# Problem requirements
Keep the pictures out and restate every record exactly.

# Data for this exercise
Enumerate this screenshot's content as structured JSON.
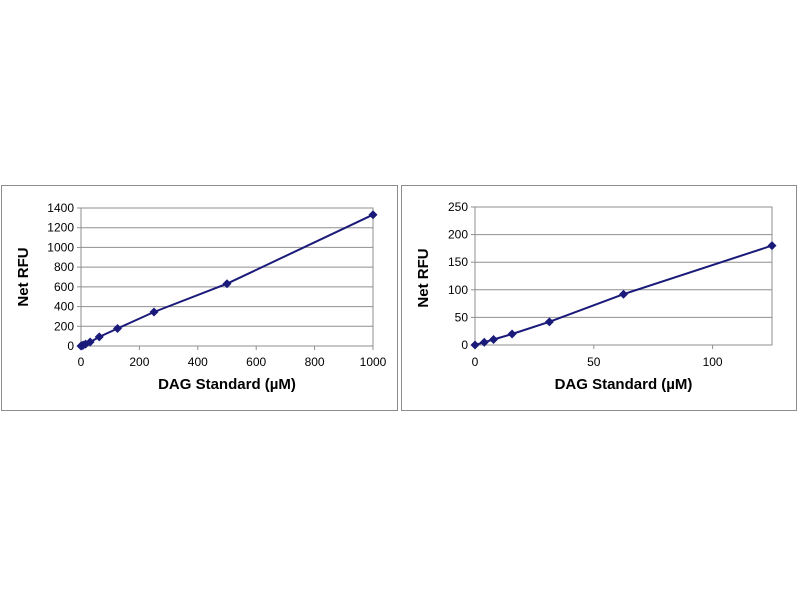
{
  "chart_data": [
    {
      "type": "line",
      "xlabel": "DAG Standard (µM)",
      "ylabel": "Net RFU",
      "xlim": [
        0,
        1000
      ],
      "ylim": [
        0,
        1400
      ],
      "xticks": [
        0,
        200,
        400,
        600,
        800,
        1000
      ],
      "yticks": [
        0,
        200,
        400,
        600,
        800,
        1000,
        1200,
        1400
      ],
      "grid": "horizontal",
      "series": [
        {
          "color": "#1a1a7a",
          "x": [
            0,
            3.9,
            7.8,
            15.6,
            31.3,
            62.5,
            125,
            250,
            500,
            1000
          ],
          "y": [
            0,
            4,
            9,
            19,
            40,
            92,
            178,
            345,
            632,
            1332
          ]
        }
      ]
    },
    {
      "type": "line",
      "xlabel": "DAG Standard (µM)",
      "ylabel": "Net RFU",
      "xlim": [
        0,
        125
      ],
      "ylim": [
        0,
        250
      ],
      "xticks": [
        0,
        50,
        100
      ],
      "yticks": [
        0,
        50,
        100,
        150,
        200,
        250
      ],
      "grid": "horizontal",
      "series": [
        {
          "color": "#1a1a7a",
          "x": [
            0,
            3.9,
            7.8,
            15.6,
            31.3,
            62.5,
            125
          ],
          "y": [
            0,
            5,
            10,
            20,
            42,
            92,
            180
          ]
        }
      ]
    }
  ]
}
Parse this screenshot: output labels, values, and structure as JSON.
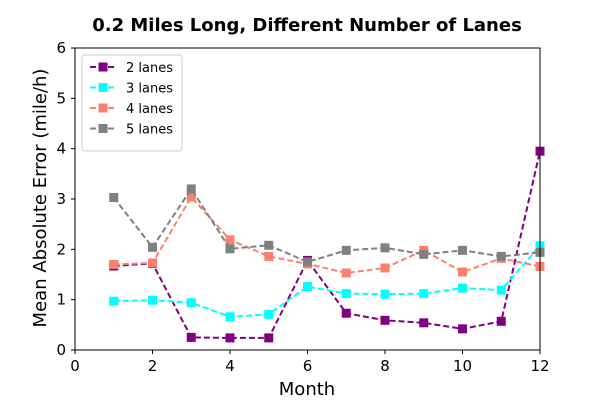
{
  "chart_data": {
    "type": "line",
    "title": "0.2 Miles Long, Different Number of Lanes",
    "xlabel": "Month",
    "ylabel": "Mean Absolute Error (mile/h)",
    "xlim": [
      0,
      12
    ],
    "ylim": [
      0,
      6
    ],
    "xticks": [
      0,
      2,
      4,
      6,
      8,
      10,
      12
    ],
    "yticks": [
      0,
      1,
      2,
      3,
      4,
      5,
      6
    ],
    "grid": false,
    "legend_position": "top-left",
    "x": [
      1,
      2,
      3,
      4,
      5,
      6,
      7,
      8,
      9,
      10,
      11,
      12
    ],
    "series": [
      {
        "name": "2 lanes",
        "color": "#800080",
        "marker": "square",
        "line_style": "dashed",
        "values": [
          1.67,
          1.72,
          0.25,
          0.24,
          0.24,
          1.78,
          0.73,
          0.59,
          0.54,
          0.42,
          0.57,
          3.95
        ]
      },
      {
        "name": "3 lanes",
        "color": "#00ffff",
        "marker": "square",
        "line_style": "dashed",
        "values": [
          0.97,
          0.99,
          0.94,
          0.66,
          0.71,
          1.26,
          1.12,
          1.11,
          1.12,
          1.23,
          1.19,
          2.07
        ]
      },
      {
        "name": "4 lanes",
        "color": "#fa8072",
        "marker": "square",
        "line_style": "dashed",
        "values": [
          1.7,
          1.73,
          3.04,
          2.19,
          1.86,
          1.71,
          1.53,
          1.63,
          1.98,
          1.55,
          1.82,
          1.66
        ]
      },
      {
        "name": "5 lanes",
        "color": "#808080",
        "marker": "square",
        "line_style": "dashed",
        "values": [
          3.03,
          2.04,
          3.2,
          2.01,
          2.08,
          1.75,
          1.98,
          2.03,
          1.9,
          1.98,
          1.86,
          1.94
        ]
      }
    ]
  }
}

# Result for this task
Enumerate this screenshot's content as structured JSON.
{
  "chart_data": [
    {
      "type": "line",
      "xlabel": "DAG Standard (µM)",
      "ylabel": "Net RFU",
      "xlim": [
        0,
        1000
      ],
      "ylim": [
        0,
        1400
      ],
      "xticks": [
        0,
        200,
        400,
        600,
        800,
        1000
      ],
      "yticks": [
        0,
        200,
        400,
        600,
        800,
        1000,
        1200,
        1400
      ],
      "grid": "horizontal",
      "series": [
        {
          "color": "#1a1a7a",
          "x": [
            0,
            3.9,
            7.8,
            15.6,
            31.3,
            62.5,
            125,
            250,
            500,
            1000
          ],
          "y": [
            0,
            4,
            9,
            19,
            40,
            92,
            178,
            345,
            632,
            1332
          ]
        }
      ]
    },
    {
      "type": "line",
      "xlabel": "DAG Standard (µM)",
      "ylabel": "Net RFU",
      "xlim": [
        0,
        125
      ],
      "ylim": [
        0,
        250
      ],
      "xticks": [
        0,
        50,
        100
      ],
      "yticks": [
        0,
        50,
        100,
        150,
        200,
        250
      ],
      "grid": "horizontal",
      "series": [
        {
          "color": "#1a1a7a",
          "x": [
            0,
            3.9,
            7.8,
            15.6,
            31.3,
            62.5,
            125
          ],
          "y": [
            0,
            5,
            10,
            20,
            42,
            92,
            180
          ]
        }
      ]
    }
  ]
}
Parse this screenshot: output labels, values, and structure as JSON.
{
  "chart_data": {
    "type": "line",
    "title": "0.2 Miles Long, Different Number of Lanes",
    "xlabel": "Month",
    "ylabel": "Mean Absolute Error (mile/h)",
    "xlim": [
      0,
      12
    ],
    "ylim": [
      0,
      6
    ],
    "xticks": [
      0,
      2,
      4,
      6,
      8,
      10,
      12
    ],
    "yticks": [
      0,
      1,
      2,
      3,
      4,
      5,
      6
    ],
    "grid": false,
    "legend_position": "top-left",
    "x": [
      1,
      2,
      3,
      4,
      5,
      6,
      7,
      8,
      9,
      10,
      11,
      12
    ],
    "series": [
      {
        "name": "2 lanes",
        "color": "#800080",
        "marker": "square",
        "line_style": "dashed",
        "values": [
          1.67,
          1.72,
          0.25,
          0.24,
          0.24,
          1.78,
          0.73,
          0.59,
          0.54,
          0.42,
          0.57,
          3.95
        ]
      },
      {
        "name": "3 lanes",
        "color": "#00ffff",
        "marker": "square",
        "line_style": "dashed",
        "values": [
          0.97,
          0.99,
          0.94,
          0.66,
          0.71,
          1.26,
          1.12,
          1.11,
          1.12,
          1.23,
          1.19,
          2.07
        ]
      },
      {
        "name": "4 lanes",
        "color": "#fa8072",
        "marker": "square",
        "line_style": "dashed",
        "values": [
          1.7,
          1.73,
          3.04,
          2.19,
          1.86,
          1.71,
          1.53,
          1.63,
          1.98,
          1.55,
          1.82,
          1.66
        ]
      },
      {
        "name": "5 lanes",
        "color": "#808080",
        "marker": "square",
        "line_style": "dashed",
        "values": [
          3.03,
          2.04,
          3.2,
          2.01,
          2.08,
          1.75,
          1.98,
          2.03,
          1.9,
          1.98,
          1.86,
          1.94
        ]
      }
    ]
  }
}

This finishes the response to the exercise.